-------- Passage --------

W3C home > Mailing lists > Public > public-lod@w3.org > June 2013

Fwd: Linked Data discussions require better communication

From: Stephane Fellah <fellahst@gmail.com>
Date: Fri, 21 Jun 2013 11:24:45 -0400
Message-ID: <CALfZuNp1tCfACr6jKFO1jEW1knpX8gPLq-3c25+cT8KkngUi7Q@mail.gmail.com>
To: Linked Data community <public-lod@w3.org>
Kingsley,

Context reminder: I am trying to clarify the definition of Linked Data and
argue for the need of URIs, HTTP and RDF Model to create Linked Data (as
defined by TBL). I am trying to illustrate what is Linked Data and what is
not Lined Data through the use of examples. I also trying to pinpoint the
dangers of drifting away from this definition based on my personal
experience.

-------- Material supplied --------

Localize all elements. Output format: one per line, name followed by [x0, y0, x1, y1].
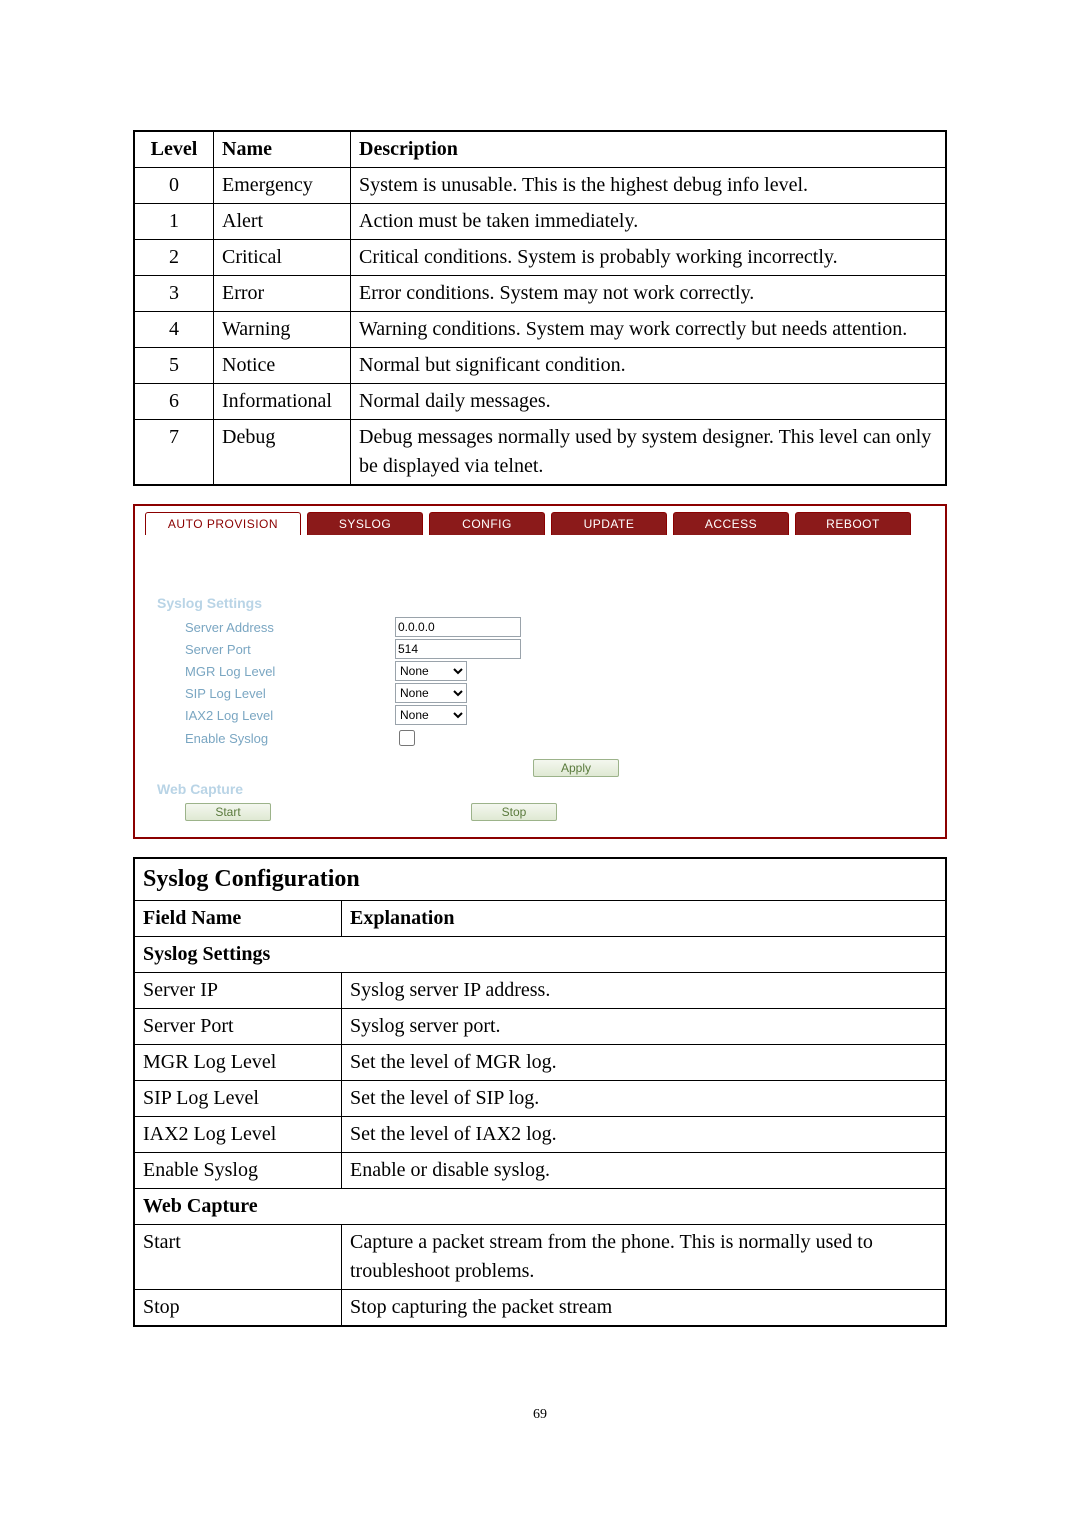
cfg-field: MGR Log Level [134, 1044, 342, 1080]
cell-level: 6 [134, 384, 214, 420]
cell-desc: Normal but significant condition. [351, 348, 947, 384]
table-row: 1 Alert Action must be taken immediately… [134, 204, 946, 240]
label-iax2-log-level: IAX2 Log Level [157, 708, 395, 723]
cell-level: 5 [134, 348, 214, 384]
cfg-field: Enable Syslog [134, 1152, 342, 1188]
cell-desc: System is unusable. This is the highest … [351, 168, 947, 204]
tab-config[interactable]: CONFIG [429, 512, 545, 535]
table-row: Enable SyslogEnable or disable syslog. [134, 1152, 946, 1188]
cfg-field: Start [134, 1224, 342, 1289]
cfg-field: SIP Log Level [134, 1080, 342, 1116]
table-row: IAX2 Log LevelSet the level of IAX2 log. [134, 1116, 946, 1152]
cfg-field: Server IP [134, 972, 342, 1008]
cell-desc: Action must be taken immediately. [351, 204, 947, 240]
cfg-expl: Stop capturing the packet stream [342, 1289, 947, 1326]
syslog-settings-title: Syslog Settings [157, 595, 923, 611]
syslog-config-table: Syslog Configuration Field Name Explanat… [133, 857, 947, 1327]
cell-name: Debug [214, 420, 351, 486]
enable-syslog-checkbox[interactable] [399, 730, 415, 746]
label-enable-syslog: Enable Syslog [157, 731, 395, 746]
cell-name: Emergency [214, 168, 351, 204]
cell-desc: Warning conditions. System may work corr… [351, 312, 947, 348]
cfg-header-expl: Explanation [342, 900, 947, 936]
cell-desc: Error conditions. System may not work co… [351, 276, 947, 312]
cell-name: Error [214, 276, 351, 312]
table-row: 7 Debug Debug messages normally used by … [134, 420, 946, 486]
cfg-expl: Syslog server IP address. [342, 972, 947, 1008]
cfg-field: IAX2 Log Level [134, 1116, 342, 1152]
log-level-table: Level Name Description 0 Emergency Syste… [133, 130, 947, 486]
label-mgr-log-level: MGR Log Level [157, 664, 395, 679]
cfg-expl: Set the level of MGR log. [342, 1044, 947, 1080]
cfg-expl: Set the level of IAX2 log. [342, 1116, 947, 1152]
table-row: Server IPSyslog server IP address. [134, 972, 946, 1008]
table-row: StopStop capturing the packet stream [134, 1289, 946, 1326]
apply-button[interactable]: Apply [533, 759, 619, 777]
label-server-port: Server Port [157, 642, 395, 657]
cell-desc: Debug messages normally used by system d… [351, 420, 947, 486]
cell-desc: Critical conditions. System is probably … [351, 240, 947, 276]
server-address-input[interactable] [395, 617, 521, 637]
cell-name: Alert [214, 204, 351, 240]
cell-level: 0 [134, 168, 214, 204]
start-button[interactable]: Start [185, 803, 271, 821]
table-row: StartCapture a packet stream from the ph… [134, 1224, 946, 1289]
table-row: 6 Informational Normal daily messages. [134, 384, 946, 420]
table-row: MGR Log LevelSet the level of MGR log. [134, 1044, 946, 1080]
header-desc: Description [351, 131, 947, 168]
cell-name: Critical [214, 240, 351, 276]
cfg-expl: Syslog server port. [342, 1008, 947, 1044]
tab-update[interactable]: UPDATE [551, 512, 667, 535]
cell-name: Informational [214, 384, 351, 420]
cell-level: 4 [134, 312, 214, 348]
cfg-expl: Capture a packet stream from the phone. … [342, 1224, 947, 1289]
header-level: Level [134, 131, 214, 168]
tab-auto-provision[interactable]: AUTO PROVISION [145, 512, 301, 535]
sip-log-level-select[interactable]: None [395, 683, 467, 703]
table-row: 2 Critical Critical conditions. System i… [134, 240, 946, 276]
syslog-panel: AUTO PROVISION SYSLOG CONFIG UPDATE ACCE… [133, 504, 947, 839]
server-port-input[interactable] [395, 639, 521, 659]
label-server-address: Server Address [157, 620, 395, 635]
cfg-header-field: Field Name [134, 900, 342, 936]
cell-name: Notice [214, 348, 351, 384]
table-row: 5 Notice Normal but significant conditio… [134, 348, 946, 384]
table-row: 0 Emergency System is unusable. This is … [134, 168, 946, 204]
table-row: 4 Warning Warning conditions. System may… [134, 312, 946, 348]
table-row: Server PortSyslog server port. [134, 1008, 946, 1044]
label-sip-log-level: SIP Log Level [157, 686, 395, 701]
tab-syslog[interactable]: SYSLOG [307, 512, 423, 535]
cfg-section-syslog: Syslog Settings [134, 936, 946, 972]
table-row: SIP Log LevelSet the level of SIP log. [134, 1080, 946, 1116]
cell-level: 7 [134, 420, 214, 486]
cell-level: 1 [134, 204, 214, 240]
web-capture-title: Web Capture [157, 781, 923, 797]
mgr-log-level-select[interactable]: None [395, 661, 467, 681]
cfg-field: Server Port [134, 1008, 342, 1044]
tab-bar: AUTO PROVISION SYSLOG CONFIG UPDATE ACCE… [135, 506, 945, 535]
cfg-expl: Enable or disable syslog. [342, 1152, 947, 1188]
cell-level: 2 [134, 240, 214, 276]
header-name: Name [214, 131, 351, 168]
stop-button[interactable]: Stop [471, 803, 557, 821]
tab-reboot[interactable]: REBOOT [795, 512, 911, 535]
table-row: 3 Error Error conditions. System may not… [134, 276, 946, 312]
tab-access[interactable]: ACCESS [673, 512, 789, 535]
cfg-title: Syslog Configuration [134, 858, 946, 900]
cell-desc: Normal daily messages. [351, 384, 947, 420]
cell-name: Warning [214, 312, 351, 348]
cfg-field: Stop [134, 1289, 342, 1326]
cfg-section-webcapture: Web Capture [134, 1188, 946, 1224]
page-number: 69 [133, 1407, 947, 1423]
cell-level: 3 [134, 276, 214, 312]
cfg-expl: Set the level of SIP log. [342, 1080, 947, 1116]
iax2-log-level-select[interactable]: None [395, 705, 467, 725]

--------

* Set task *
Retype the part of the Linked Data mailing-list post that opens with the words containing "Context reminder: I" and closes with "experience.".

* Output for this exercise *
Context reminder: I am trying to clarify the definition of Linked Data and
argue for the need of URIs, HTTP and RDF Model to create Linked Data (as
defined by TBL). I am trying to illustrate what is Linked Data and what is
not Lined Data through the use of examples. I also trying to pinpoint the
dangers of drifting away from this definition based on my personal
experience.